--- Directions for this task ---
Examine each line of the data. Copy those that contain the string "document".

--- Data excerpts ---

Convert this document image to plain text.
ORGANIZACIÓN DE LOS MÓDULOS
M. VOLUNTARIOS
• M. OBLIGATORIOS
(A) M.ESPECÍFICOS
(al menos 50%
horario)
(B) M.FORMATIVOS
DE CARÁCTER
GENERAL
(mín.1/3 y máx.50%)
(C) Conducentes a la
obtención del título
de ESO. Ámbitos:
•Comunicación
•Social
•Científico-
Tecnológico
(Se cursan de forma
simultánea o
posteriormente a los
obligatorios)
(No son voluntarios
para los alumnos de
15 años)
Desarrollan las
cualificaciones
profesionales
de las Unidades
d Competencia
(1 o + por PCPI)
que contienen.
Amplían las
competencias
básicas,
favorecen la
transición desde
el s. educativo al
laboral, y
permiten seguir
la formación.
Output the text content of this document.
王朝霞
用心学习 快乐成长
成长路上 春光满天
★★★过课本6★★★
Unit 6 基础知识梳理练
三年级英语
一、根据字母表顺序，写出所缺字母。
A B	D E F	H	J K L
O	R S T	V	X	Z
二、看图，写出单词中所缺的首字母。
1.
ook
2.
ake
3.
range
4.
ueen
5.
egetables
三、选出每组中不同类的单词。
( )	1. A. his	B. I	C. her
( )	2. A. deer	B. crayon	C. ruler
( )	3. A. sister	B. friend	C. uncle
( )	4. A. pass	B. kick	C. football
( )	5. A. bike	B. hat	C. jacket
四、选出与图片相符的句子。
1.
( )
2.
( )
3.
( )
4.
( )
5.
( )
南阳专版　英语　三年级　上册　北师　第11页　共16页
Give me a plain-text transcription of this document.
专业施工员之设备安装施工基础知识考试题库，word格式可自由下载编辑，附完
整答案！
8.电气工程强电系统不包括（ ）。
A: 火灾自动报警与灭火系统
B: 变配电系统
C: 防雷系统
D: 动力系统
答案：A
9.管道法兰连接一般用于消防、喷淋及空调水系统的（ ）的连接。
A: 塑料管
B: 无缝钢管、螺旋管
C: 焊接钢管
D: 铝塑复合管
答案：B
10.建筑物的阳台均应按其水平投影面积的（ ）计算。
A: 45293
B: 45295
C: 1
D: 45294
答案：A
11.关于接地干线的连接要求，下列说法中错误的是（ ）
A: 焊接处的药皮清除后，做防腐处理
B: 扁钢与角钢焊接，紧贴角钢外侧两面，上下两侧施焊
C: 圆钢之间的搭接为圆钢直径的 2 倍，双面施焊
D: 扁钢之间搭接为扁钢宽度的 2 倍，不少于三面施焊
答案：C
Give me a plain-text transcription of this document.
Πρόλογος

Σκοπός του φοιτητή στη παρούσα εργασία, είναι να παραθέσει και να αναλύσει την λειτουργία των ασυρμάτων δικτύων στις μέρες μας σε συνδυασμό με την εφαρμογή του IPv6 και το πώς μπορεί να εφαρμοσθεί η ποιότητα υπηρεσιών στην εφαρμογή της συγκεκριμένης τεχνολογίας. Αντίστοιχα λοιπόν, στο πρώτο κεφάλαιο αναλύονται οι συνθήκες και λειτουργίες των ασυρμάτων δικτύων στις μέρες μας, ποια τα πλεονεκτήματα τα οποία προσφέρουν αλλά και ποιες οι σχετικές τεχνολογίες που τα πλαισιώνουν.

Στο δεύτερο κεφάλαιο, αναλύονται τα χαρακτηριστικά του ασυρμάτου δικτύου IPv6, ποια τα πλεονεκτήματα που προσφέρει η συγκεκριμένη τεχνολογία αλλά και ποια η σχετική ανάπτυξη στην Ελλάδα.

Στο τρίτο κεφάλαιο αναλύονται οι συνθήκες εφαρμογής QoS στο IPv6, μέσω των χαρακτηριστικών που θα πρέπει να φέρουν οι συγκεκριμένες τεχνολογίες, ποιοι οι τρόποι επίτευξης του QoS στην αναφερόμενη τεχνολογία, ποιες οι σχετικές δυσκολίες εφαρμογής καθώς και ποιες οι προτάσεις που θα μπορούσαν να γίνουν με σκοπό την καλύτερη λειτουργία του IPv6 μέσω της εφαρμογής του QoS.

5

--- Output for this exercise ---
Convert this document image to plain text.
Output the text content of this document.
Give me a plain-text transcription of this document.
Give me a plain-text transcription of this document.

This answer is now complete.